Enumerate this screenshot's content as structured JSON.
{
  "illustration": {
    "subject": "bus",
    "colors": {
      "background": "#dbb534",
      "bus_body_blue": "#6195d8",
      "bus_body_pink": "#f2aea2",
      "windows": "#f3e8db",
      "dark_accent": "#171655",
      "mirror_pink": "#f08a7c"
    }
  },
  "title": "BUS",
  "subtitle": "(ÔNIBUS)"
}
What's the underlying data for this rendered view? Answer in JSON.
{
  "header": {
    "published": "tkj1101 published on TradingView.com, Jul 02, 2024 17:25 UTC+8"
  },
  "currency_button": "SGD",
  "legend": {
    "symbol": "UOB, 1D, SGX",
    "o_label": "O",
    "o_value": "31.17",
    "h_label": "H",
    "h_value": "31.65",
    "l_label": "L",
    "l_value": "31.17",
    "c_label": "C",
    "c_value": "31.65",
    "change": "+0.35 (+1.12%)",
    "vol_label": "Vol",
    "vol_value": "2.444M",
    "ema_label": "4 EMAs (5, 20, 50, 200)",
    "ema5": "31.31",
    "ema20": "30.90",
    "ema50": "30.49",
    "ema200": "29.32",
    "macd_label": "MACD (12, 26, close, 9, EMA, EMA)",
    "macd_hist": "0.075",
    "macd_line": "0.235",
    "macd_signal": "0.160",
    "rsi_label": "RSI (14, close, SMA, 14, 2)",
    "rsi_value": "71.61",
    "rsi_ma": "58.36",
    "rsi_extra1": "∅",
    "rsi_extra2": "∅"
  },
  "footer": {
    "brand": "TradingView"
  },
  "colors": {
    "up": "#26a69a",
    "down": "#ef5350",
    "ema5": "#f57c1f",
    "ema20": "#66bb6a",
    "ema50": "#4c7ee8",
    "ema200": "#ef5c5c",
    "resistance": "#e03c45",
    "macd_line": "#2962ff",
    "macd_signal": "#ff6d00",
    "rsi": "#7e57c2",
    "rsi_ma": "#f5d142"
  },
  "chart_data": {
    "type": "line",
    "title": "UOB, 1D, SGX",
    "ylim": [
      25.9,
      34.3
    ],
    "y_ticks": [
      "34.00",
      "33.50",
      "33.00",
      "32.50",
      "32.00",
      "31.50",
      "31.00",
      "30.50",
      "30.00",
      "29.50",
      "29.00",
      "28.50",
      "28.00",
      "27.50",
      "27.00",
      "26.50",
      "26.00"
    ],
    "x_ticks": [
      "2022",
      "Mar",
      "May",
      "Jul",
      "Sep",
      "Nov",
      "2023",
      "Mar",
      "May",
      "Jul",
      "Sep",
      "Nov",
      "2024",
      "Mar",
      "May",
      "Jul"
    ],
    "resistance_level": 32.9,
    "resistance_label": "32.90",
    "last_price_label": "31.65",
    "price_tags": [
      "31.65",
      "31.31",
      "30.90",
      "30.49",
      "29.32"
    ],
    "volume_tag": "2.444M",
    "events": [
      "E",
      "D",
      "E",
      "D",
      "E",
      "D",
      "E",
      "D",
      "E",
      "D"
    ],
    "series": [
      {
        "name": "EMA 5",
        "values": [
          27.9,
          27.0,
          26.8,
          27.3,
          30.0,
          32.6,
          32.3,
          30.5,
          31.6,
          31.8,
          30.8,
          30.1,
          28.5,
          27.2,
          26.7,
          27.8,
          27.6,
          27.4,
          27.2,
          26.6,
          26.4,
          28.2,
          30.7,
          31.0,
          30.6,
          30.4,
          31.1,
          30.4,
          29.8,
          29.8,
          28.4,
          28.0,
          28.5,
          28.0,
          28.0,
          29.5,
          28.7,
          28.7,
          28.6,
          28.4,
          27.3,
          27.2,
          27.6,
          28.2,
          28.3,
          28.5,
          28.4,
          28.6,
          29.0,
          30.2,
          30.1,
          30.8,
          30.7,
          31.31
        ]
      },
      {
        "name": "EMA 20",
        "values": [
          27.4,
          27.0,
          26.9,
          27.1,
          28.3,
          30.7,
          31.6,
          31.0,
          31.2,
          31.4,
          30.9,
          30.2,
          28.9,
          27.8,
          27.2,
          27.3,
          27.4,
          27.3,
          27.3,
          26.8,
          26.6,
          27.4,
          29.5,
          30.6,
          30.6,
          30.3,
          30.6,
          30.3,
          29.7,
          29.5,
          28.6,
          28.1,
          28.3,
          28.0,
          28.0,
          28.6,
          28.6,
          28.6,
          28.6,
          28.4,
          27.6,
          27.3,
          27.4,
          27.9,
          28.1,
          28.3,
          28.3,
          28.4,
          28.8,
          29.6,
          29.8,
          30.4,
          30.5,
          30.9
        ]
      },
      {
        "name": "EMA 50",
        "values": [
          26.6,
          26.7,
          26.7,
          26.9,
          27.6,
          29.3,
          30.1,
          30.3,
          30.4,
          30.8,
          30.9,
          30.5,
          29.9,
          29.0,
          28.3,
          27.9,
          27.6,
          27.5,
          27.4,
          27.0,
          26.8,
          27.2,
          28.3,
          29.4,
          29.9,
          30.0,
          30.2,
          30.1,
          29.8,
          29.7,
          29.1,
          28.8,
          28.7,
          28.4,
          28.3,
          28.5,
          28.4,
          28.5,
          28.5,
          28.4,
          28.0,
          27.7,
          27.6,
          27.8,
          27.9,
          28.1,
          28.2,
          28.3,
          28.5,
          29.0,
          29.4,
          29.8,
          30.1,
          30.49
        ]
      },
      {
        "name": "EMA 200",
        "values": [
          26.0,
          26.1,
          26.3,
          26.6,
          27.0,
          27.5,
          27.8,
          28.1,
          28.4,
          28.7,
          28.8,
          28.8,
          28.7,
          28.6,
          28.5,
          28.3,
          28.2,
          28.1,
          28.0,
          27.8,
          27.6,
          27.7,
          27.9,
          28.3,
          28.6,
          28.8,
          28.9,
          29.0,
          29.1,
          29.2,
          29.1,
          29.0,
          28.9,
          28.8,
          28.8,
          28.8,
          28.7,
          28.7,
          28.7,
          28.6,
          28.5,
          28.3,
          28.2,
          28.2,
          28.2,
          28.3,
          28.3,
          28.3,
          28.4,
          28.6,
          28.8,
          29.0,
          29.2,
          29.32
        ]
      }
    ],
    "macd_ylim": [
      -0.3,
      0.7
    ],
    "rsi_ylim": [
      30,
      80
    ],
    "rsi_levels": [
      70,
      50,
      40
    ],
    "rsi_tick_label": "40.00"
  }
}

→ GIVEN TASK
Print all of the entries exactly as they are written.

→ THE SOLUTION
Enumerate this screenshot's content as structured JSON.
{
  "illustration": {
    "subject": "bus",
    "colors": {
      "background": "#dbb534",
      "bus_body_blue": "#6195d8",
      "bus_body_pink": "#f2aea2",
      "windows": "#f3e8db",
      "dark_accent": "#171655",
      "mirror_pink": "#f08a7c"
    }
  },
  "title": "BUS",
  "subtitle": "(ÔNIBUS)"
}
What's the underlying data for this rendered view? Answer in JSON.
{
  "header": {
    "published": "tkj1101 published on TradingView.com, Jul 02, 2024 17:25 UTC+8"
  },
  "currency_button": "SGD",
  "legend": {
    "symbol": "UOB, 1D, SGX",
    "o_label": "O",
    "o_value": "31.17",
    "h_label": "H",
    "h_value": "31.65",
    "l_label": "L",
    "l_value": "31.17",
    "c_label": "C",
    "c_value": "31.65",
    "change": "+0.35 (+1.12%)",
    "vol_label": "Vol",
    "vol_value": "2.444M",
    "ema_label": "4 EMAs (5, 20, 50, 200)",
    "ema5": "31.31",
    "ema20": "30.90",
    "ema50": "30.49",
    "ema200": "29.32",
    "macd_label": "MACD (12, 26, close, 9, EMA, EMA)",
    "macd_hist": "0.075",
    "macd_line": "0.235",
    "macd_signal": "0.160",
    "rsi_label": "RSI (14, close, SMA, 14, 2)",
    "rsi_value": "71.61",
    "rsi_ma": "58.36",
    "rsi_extra1": "∅",
    "rsi_extra2": "∅"
  },
  "footer": {
    "brand": "TradingView"
  },
  "colors": {
    "up": "#26a69a",
    "down": "#ef5350",
    "ema5": "#f57c1f",
    "ema20": "#66bb6a",
    "ema50": "#4c7ee8",
    "ema200": "#ef5c5c",
    "resistance": "#e03c45",
    "macd_line": "#2962ff",
    "macd_signal": "#ff6d00",
    "rsi": "#7e57c2",
    "rsi_ma": "#f5d142"
  },
  "chart_data": {
    "type": "line",
    "title": "UOB, 1D, SGX",
    "ylim": [
      25.9,
      34.3
    ],
    "y_ticks": [
      "34.00",
      "33.50",
      "33.00",
      "32.50",
      "32.00",
      "31.50",
      "31.00",
      "30.50",
      "30.00",
      "29.50",
      "29.00",
      "28.50",
      "28.00",
      "27.50",
      "27.00",
      "26.50",
      "26.00"
    ],
    "x_ticks": [
      "2022",
      "Mar",
      "May",
      "Jul",
      "Sep",
      "Nov",
      "2023",
      "Mar",
      "May",
      "Jul",
      "Sep",
      "Nov",
      "2024",
      "Mar",
      "May",
      "Jul"
    ],
    "resistance_level": 32.9,
    "resistance_label": "32.90",
    "last_price_label": "31.65",
    "price_tags": [
      "31.65",
      "31.31",
      "30.90",
      "30.49",
      "29.32"
    ],
    "volume_tag": "2.444M",
    "events": [
      "E",
      "D",
      "E",
      "D",
      "E",
      "D",
      "E",
      "D",
      "E",
      "D"
    ],
    "series": [
      {
        "name": "EMA 5",
        "values": [
          27.9,
          27.0,
          26.8,
          27.3,
          30.0,
          32.6,
          32.3,
          30.5,
          31.6,
          31.8,
          30.8,
          30.1,
          28.5,
          27.2,
          26.7,
          27.8,
          27.6,
          27.4,
          27.2,
          26.6,
          26.4,
          28.2,
          30.7,
          31.0,
          30.6,
          30.4,
          31.1,
          30.4,
          29.8,
          29.8,
          28.4,
          28.0,
          28.5,
          28.0,
          28.0,
          29.5,
          28.7,
          28.7,
          28.6,
          28.4,
          27.3,
          27.2,
          27.6,
          28.2,
          28.3,
          28.5,
          28.4,
          28.6,
          29.0,
          30.2,
          30.1,
          30.8,
          30.7,
          31.31
        ]
      },
      {
        "name": "EMA 20",
        "values": [
          27.4,
          27.0,
          26.9,
          27.1,
          28.3,
          30.7,
          31.6,
          31.0,
          31.2,
          31.4,
          30.9,
          30.2,
          28.9,
          27.8,
          27.2,
          27.3,
          27.4,
          27.3,
          27.3,
          26.8,
          26.6,
          27.4,
          29.5,
          30.6,
          30.6,
          30.3,
          30.6,
          30.3,
          29.7,
          29.5,
          28.6,
          28.1,
          28.3,
          28.0,
          28.0,
          28.6,
          28.6,
          28.6,
          28.6,
          28.4,
          27.6,
          27.3,
          27.4,
          27.9,
          28.1,
          28.3,
          28.3,
          28.4,
          28.8,
          29.6,
          29.8,
          30.4,
          30.5,
          30.9
        ]
      },
      {
        "name": "EMA 50",
        "values": [
          26.6,
          26.7,
          26.7,
          26.9,
          27.6,
          29.3,
          30.1,
          30.3,
          30.4,
          30.8,
          30.9,
          30.5,
          29.9,
          29.0,
          28.3,
          27.9,
          27.6,
          27.5,
          27.4,
          27.0,
          26.8,
          27.2,
          28.3,
          29.4,
          29.9,
          30.0,
          30.2,
          30.1,
          29.8,
          29.7,
          29.1,
          28.8,
          28.7,
          28.4,
          28.3,
          28.5,
          28.4,
          28.5,
          28.5,
          28.4,
          28.0,
          27.7,
          27.6,
          27.8,
          27.9,
          28.1,
          28.2,
          28.3,
          28.5,
          29.0,
          29.4,
          29.8,
          30.1,
          30.49
        ]
      },
      {
        "name": "EMA 200",
        "values": [
          26.0,
          26.1,
          26.3,
          26.6,
          27.0,
          27.5,
          27.8,
          28.1,
          28.4,
          28.7,
          28.8,
          28.8,
          28.7,
          28.6,
          28.5,
          28.3,
          28.2,
          28.1,
          28.0,
          27.8,
          27.6,
          27.7,
          27.9,
          28.3,
          28.6,
          28.8,
          28.9,
          29.0,
          29.1,
          29.2,
          29.1,
          29.0,
          28.9,
          28.8,
          28.8,
          28.8,
          28.7,
          28.7,
          28.7,
          28.6,
          28.5,
          28.3,
          28.2,
          28.2,
          28.2,
          28.3,
          28.3,
          28.3,
          28.4,
          28.6,
          28.8,
          29.0,
          29.2,
          29.32
        ]
      }
    ],
    "macd_ylim": [
      -0.3,
      0.7
    ],
    "rsi_ylim": [
      30,
      80
    ],
    "rsi_levels": [
      70,
      50,
      40
    ],
    "rsi_tick_label": "40.00"
  }
}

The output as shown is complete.